◆ Task material
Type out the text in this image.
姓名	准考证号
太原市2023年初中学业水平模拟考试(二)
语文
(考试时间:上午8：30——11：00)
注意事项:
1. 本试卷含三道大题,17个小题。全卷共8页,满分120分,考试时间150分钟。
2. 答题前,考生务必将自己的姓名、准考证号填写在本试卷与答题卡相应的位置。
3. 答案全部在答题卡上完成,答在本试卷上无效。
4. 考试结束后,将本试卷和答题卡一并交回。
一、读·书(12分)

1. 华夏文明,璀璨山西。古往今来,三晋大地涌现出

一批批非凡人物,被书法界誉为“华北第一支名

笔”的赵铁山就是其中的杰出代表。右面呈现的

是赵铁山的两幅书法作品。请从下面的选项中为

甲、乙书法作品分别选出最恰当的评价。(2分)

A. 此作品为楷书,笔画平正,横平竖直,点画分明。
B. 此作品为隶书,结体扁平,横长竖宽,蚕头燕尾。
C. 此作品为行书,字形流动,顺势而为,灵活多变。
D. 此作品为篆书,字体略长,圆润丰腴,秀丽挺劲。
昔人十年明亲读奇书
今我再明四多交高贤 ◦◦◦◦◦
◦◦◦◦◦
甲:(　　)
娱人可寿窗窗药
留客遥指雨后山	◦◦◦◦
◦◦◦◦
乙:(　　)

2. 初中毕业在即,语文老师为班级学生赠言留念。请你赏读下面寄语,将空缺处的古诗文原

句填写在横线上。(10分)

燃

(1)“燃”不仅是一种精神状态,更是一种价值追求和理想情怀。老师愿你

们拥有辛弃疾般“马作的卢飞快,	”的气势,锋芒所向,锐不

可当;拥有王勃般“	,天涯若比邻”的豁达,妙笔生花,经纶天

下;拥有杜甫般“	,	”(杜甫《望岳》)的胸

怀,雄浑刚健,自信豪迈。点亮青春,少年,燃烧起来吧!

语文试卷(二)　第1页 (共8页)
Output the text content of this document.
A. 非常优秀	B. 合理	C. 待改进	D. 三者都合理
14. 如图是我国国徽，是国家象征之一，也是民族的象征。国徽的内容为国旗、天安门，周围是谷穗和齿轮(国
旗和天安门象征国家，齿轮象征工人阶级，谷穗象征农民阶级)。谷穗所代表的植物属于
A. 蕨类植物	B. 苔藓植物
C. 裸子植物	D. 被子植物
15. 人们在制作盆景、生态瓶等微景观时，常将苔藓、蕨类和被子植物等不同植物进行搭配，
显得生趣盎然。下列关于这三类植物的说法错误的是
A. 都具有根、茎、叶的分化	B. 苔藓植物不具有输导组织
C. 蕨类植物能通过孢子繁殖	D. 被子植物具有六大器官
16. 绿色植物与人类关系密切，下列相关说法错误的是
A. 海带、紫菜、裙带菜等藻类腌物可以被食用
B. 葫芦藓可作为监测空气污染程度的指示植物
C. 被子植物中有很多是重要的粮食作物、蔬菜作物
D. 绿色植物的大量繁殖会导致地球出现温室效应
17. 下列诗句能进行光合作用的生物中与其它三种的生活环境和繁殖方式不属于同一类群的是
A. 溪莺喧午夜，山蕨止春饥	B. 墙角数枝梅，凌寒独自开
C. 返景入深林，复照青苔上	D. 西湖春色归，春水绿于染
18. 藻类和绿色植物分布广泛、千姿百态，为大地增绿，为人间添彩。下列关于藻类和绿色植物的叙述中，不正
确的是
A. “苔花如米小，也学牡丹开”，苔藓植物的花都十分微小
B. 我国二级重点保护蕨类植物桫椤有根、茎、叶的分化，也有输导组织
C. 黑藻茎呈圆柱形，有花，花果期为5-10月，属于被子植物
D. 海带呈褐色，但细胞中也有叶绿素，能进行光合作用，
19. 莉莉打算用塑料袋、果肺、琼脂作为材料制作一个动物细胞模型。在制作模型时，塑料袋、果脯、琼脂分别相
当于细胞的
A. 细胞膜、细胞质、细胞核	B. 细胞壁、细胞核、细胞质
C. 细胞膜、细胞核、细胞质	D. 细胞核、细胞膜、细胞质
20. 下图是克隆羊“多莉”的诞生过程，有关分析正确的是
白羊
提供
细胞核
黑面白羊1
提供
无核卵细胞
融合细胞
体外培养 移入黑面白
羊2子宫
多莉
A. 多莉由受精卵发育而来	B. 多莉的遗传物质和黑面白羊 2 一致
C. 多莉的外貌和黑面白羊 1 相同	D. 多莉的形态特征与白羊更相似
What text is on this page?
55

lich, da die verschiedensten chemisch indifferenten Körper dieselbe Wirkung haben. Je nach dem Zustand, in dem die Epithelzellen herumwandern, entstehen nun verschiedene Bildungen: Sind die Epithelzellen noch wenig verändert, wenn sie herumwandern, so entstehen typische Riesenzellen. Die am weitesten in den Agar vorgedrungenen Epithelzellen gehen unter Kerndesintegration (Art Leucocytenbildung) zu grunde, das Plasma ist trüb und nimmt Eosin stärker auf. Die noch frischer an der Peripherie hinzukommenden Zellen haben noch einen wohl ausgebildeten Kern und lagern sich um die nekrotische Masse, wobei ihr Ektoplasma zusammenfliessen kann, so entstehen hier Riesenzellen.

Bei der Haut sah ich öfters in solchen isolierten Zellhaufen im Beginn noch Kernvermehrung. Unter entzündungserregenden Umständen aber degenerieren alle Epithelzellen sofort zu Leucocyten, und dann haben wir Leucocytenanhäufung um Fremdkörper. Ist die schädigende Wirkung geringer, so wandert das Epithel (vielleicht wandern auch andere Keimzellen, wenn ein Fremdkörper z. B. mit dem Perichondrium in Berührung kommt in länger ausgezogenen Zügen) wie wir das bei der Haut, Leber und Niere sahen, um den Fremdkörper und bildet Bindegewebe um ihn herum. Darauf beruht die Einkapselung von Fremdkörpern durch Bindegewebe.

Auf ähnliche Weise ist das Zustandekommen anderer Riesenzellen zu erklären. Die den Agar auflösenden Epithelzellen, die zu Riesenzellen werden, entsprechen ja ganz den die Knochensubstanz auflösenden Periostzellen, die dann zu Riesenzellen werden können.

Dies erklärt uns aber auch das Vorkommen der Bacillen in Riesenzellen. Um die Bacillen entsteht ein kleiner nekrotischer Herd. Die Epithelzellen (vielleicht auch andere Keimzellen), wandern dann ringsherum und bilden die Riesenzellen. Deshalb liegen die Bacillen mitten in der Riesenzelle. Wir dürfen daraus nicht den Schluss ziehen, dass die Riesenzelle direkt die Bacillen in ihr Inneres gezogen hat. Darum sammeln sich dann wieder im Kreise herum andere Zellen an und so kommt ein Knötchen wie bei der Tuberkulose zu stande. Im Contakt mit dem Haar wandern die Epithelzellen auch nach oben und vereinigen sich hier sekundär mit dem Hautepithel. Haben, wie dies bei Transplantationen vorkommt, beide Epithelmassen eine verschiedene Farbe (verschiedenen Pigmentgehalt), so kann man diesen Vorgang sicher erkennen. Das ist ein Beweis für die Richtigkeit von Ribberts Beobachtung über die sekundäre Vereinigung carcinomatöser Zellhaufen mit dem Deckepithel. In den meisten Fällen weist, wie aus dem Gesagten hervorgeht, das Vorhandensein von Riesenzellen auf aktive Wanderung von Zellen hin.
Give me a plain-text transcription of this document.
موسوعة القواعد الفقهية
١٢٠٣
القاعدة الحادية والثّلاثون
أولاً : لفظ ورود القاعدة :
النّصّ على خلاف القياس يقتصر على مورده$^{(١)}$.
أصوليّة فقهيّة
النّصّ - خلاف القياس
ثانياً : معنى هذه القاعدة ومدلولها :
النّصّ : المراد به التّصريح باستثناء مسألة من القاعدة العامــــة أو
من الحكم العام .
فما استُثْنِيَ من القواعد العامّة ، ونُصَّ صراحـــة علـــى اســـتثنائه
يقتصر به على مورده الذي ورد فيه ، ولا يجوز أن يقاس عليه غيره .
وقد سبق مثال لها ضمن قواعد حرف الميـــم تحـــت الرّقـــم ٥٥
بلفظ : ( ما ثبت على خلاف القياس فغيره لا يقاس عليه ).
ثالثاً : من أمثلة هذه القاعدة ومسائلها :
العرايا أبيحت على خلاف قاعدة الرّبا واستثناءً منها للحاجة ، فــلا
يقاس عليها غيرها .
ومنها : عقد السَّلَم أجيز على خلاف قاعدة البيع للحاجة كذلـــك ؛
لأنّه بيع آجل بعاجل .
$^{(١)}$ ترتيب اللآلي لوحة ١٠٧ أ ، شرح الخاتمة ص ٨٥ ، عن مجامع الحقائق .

◆ Exercise brief
Your answer should be one number: how many lines of the listing include the word "document".

◆ Problem solution
2